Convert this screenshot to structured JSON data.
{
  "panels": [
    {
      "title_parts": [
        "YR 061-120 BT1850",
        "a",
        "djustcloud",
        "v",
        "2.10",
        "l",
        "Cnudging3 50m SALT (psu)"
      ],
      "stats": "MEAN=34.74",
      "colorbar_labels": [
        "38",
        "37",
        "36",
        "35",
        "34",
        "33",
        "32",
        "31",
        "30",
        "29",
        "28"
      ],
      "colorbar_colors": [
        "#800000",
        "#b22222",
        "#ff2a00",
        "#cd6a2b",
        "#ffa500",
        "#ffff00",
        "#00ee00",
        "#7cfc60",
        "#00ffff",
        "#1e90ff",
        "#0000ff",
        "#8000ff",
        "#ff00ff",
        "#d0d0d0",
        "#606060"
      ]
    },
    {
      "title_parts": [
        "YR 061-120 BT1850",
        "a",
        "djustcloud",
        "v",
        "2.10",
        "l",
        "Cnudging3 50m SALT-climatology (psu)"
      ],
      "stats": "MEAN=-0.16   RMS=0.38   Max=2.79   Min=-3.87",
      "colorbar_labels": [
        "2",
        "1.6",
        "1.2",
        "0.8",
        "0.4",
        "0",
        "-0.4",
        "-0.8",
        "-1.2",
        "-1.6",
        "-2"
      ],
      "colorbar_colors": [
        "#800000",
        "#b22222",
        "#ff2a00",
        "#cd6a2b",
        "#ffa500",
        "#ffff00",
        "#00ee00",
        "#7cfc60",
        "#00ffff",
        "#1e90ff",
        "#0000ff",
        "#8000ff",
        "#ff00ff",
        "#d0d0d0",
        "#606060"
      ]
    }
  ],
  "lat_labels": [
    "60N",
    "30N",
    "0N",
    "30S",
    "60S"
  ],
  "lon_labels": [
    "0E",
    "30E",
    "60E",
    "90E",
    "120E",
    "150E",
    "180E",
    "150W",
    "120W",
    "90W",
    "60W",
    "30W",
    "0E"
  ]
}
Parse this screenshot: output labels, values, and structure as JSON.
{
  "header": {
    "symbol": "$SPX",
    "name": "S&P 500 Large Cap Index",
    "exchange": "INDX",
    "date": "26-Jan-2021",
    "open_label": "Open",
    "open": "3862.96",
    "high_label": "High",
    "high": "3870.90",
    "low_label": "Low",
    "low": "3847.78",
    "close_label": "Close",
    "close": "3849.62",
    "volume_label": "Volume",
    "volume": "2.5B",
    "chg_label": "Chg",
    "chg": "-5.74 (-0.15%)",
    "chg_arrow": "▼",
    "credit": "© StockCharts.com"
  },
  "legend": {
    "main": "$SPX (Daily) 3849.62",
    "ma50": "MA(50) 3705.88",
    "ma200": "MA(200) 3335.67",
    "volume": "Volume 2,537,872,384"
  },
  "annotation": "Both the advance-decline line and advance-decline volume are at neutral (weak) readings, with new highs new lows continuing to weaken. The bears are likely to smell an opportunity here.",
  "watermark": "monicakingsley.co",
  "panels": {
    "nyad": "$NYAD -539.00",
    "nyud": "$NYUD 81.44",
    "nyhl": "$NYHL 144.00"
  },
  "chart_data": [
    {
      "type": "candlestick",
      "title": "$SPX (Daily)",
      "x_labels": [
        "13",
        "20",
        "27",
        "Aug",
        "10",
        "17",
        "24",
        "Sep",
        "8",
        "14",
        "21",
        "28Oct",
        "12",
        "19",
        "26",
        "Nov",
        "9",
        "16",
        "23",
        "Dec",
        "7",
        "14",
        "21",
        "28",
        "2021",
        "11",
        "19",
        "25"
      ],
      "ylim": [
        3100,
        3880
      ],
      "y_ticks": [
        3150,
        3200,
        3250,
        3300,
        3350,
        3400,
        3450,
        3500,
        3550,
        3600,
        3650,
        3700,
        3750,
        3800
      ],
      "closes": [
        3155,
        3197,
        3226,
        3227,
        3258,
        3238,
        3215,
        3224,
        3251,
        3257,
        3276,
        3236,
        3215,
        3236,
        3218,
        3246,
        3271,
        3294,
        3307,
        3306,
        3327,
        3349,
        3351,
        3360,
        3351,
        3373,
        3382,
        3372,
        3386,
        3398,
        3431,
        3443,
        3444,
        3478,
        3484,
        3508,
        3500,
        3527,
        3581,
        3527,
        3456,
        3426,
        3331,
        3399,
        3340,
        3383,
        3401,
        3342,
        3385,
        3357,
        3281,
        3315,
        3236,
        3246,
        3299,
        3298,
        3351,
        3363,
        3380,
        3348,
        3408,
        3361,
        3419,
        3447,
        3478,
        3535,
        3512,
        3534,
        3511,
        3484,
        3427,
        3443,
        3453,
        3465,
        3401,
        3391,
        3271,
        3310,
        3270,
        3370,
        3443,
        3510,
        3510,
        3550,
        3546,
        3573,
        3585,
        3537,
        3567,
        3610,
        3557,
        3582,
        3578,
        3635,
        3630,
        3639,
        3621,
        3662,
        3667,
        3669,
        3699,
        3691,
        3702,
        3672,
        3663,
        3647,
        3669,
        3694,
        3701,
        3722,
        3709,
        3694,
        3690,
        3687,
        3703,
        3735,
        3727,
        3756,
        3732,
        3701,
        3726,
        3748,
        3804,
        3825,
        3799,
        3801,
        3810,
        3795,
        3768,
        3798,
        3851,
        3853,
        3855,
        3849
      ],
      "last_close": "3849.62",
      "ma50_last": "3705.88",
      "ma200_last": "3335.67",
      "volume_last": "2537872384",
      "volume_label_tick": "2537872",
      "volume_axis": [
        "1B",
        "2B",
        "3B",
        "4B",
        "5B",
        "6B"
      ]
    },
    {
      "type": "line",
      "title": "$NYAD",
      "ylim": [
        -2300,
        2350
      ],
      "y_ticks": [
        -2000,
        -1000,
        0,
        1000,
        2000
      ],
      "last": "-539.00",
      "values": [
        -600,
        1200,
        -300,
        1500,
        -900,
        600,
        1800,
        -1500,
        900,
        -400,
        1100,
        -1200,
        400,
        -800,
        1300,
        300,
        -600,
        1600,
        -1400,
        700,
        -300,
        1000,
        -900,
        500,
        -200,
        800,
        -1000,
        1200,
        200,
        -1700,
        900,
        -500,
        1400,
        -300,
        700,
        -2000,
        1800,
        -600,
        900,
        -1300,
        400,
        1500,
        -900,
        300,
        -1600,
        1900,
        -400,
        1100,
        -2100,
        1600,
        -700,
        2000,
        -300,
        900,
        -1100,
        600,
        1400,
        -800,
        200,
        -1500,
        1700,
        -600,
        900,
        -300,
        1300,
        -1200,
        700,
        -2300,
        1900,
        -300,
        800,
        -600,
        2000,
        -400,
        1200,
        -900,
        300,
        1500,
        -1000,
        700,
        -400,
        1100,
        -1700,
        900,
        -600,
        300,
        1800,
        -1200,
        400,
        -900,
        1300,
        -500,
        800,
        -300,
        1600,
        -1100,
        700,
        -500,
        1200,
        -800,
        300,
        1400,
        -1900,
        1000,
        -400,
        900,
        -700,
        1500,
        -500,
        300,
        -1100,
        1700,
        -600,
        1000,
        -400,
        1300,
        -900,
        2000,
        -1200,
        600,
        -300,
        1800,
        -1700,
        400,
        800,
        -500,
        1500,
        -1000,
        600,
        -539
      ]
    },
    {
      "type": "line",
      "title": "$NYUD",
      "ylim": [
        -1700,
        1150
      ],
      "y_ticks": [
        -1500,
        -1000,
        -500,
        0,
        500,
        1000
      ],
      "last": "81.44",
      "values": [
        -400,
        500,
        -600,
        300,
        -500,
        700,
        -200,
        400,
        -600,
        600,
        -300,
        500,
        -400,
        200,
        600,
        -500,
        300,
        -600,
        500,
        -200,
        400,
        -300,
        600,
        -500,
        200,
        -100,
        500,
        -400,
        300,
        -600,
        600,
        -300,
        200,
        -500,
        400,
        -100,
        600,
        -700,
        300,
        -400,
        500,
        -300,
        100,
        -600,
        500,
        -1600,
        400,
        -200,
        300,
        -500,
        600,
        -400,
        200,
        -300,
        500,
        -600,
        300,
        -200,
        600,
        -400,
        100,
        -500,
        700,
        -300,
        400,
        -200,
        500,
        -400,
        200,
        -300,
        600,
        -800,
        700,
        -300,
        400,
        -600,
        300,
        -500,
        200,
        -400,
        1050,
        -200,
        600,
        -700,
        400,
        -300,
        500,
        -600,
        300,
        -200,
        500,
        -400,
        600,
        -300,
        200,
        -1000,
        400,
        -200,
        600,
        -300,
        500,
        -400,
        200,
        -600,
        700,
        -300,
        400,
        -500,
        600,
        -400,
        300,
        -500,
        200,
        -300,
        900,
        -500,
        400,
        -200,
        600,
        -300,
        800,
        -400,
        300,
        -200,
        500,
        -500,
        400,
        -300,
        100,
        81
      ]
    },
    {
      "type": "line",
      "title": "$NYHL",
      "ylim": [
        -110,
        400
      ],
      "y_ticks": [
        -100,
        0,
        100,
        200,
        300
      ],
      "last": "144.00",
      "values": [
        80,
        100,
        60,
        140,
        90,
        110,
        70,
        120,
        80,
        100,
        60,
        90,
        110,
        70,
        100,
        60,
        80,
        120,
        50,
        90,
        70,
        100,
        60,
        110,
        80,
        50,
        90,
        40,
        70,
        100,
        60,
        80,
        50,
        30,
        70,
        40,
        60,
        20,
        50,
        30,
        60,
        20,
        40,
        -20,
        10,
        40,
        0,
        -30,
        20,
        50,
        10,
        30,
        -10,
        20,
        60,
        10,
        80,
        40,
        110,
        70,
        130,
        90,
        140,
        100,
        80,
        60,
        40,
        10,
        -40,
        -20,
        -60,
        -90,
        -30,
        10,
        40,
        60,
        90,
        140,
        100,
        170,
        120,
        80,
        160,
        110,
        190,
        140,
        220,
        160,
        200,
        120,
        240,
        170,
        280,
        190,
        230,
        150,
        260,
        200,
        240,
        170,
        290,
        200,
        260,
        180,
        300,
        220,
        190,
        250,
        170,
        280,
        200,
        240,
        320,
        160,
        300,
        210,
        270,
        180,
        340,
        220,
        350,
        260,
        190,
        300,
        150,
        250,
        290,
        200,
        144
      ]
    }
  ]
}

★ ★ ★ ★ ★

_Problem to solve_:
Reply with one number only: the count of lines in the entries that contain "stats".

_Written solution_:
2